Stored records
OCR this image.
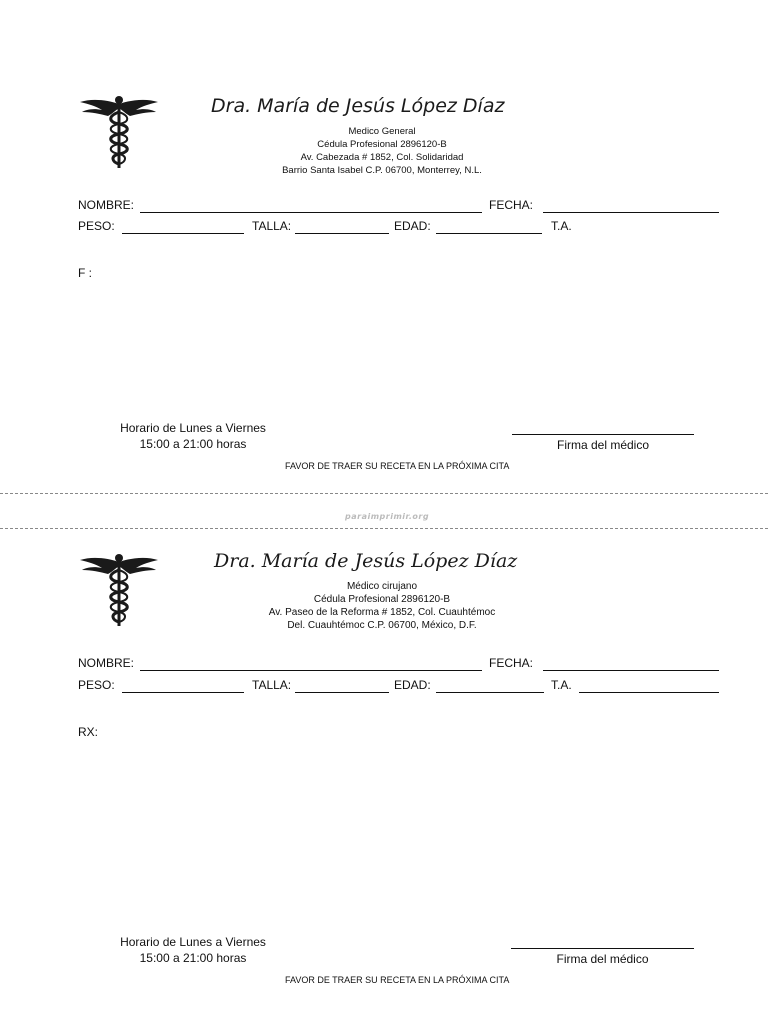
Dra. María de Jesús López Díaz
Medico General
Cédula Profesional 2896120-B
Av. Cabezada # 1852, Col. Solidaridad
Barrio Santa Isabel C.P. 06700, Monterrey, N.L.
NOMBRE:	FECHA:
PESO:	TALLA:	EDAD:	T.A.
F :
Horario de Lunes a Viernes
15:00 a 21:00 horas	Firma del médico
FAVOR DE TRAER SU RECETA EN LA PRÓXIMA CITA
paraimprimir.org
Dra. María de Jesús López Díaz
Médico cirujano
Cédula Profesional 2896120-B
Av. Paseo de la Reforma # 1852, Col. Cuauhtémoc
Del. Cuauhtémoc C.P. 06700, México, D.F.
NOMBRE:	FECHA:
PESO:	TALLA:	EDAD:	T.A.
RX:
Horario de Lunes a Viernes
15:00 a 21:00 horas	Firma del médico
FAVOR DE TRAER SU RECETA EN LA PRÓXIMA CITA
---
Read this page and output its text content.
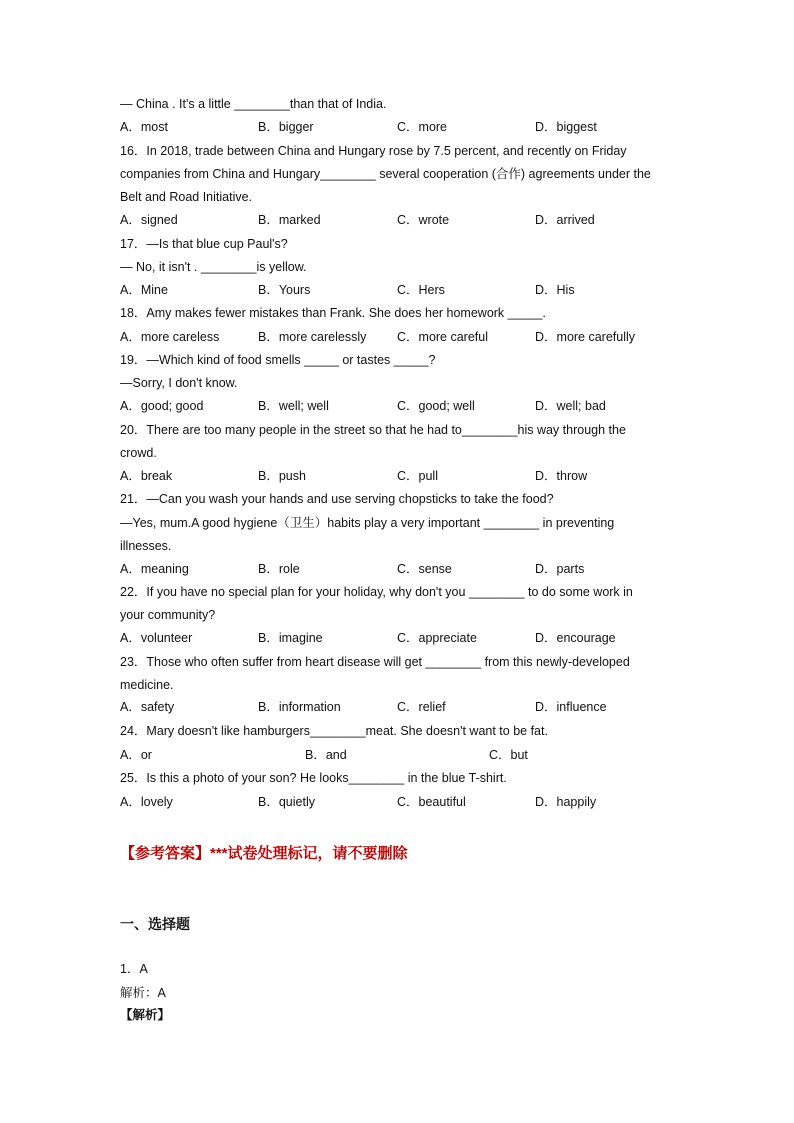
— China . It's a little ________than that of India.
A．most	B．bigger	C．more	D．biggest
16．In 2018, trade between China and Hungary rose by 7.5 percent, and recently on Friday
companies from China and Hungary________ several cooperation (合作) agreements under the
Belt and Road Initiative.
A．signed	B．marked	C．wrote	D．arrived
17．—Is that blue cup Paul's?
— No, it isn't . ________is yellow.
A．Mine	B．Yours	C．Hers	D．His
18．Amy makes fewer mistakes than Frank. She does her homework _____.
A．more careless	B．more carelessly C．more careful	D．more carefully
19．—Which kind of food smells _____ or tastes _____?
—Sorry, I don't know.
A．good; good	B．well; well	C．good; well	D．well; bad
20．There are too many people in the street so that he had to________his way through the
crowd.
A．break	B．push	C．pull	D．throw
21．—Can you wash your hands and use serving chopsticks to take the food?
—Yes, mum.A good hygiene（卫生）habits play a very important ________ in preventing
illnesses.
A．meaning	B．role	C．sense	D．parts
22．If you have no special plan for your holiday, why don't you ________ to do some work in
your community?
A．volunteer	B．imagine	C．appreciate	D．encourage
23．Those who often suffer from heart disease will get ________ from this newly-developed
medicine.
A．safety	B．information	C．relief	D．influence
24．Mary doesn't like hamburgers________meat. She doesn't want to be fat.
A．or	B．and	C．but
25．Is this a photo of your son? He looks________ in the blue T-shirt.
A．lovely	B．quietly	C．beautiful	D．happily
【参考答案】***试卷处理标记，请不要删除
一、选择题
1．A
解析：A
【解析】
---
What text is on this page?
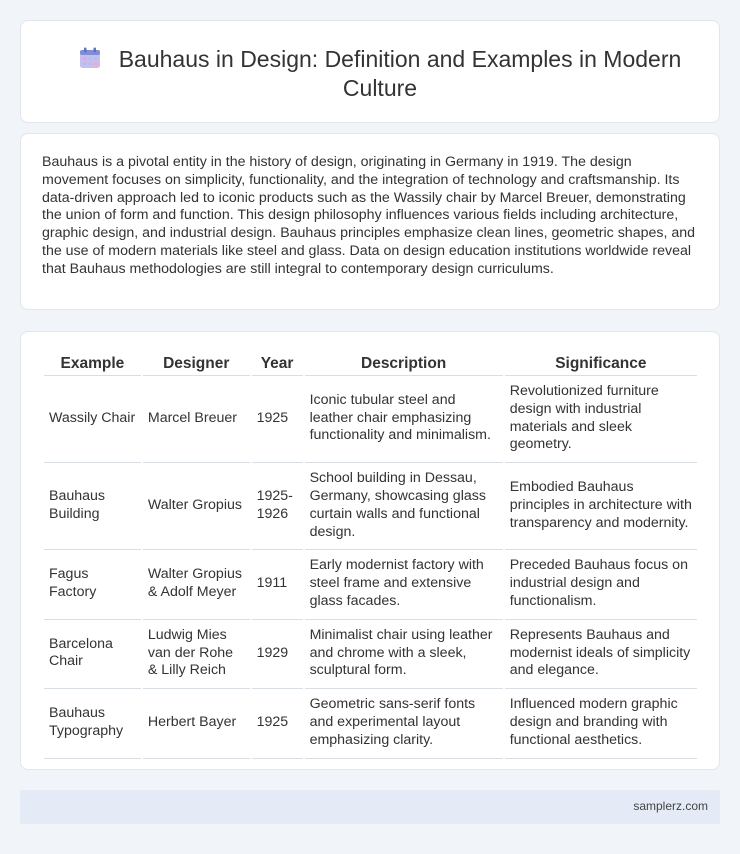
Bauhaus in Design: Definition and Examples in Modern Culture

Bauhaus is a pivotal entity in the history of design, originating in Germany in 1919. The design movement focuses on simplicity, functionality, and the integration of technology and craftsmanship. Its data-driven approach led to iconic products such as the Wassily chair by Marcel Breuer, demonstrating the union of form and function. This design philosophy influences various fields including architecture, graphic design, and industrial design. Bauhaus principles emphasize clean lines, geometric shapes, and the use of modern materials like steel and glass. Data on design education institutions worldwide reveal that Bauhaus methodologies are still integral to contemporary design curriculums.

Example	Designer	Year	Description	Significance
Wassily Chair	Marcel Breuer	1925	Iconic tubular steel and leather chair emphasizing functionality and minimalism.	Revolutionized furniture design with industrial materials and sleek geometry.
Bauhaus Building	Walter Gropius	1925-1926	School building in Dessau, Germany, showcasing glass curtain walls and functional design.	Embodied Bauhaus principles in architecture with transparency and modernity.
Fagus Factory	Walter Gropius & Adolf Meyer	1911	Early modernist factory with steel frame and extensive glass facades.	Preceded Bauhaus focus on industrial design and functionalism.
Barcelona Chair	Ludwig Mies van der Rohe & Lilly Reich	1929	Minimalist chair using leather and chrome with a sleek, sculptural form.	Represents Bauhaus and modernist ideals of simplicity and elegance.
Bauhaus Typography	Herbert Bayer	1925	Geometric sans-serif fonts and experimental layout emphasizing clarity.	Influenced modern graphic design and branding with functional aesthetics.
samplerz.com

Goal: Pull out all lines containing "Walter".

Exercise solution:
Bauhaus Building	Walter Gropius	1925-1926	School building in Dessau, Germany, showcasing glass curtain walls and functional design.	Embodied Bauhaus principles in architecture with transparency and modernity.
Fagus Factory	Walter Gropius & Adolf Meyer	1911	Early modernist factory with steel frame and extensive glass facades.	Preceded Bauhaus focus on industrial design and functionalism.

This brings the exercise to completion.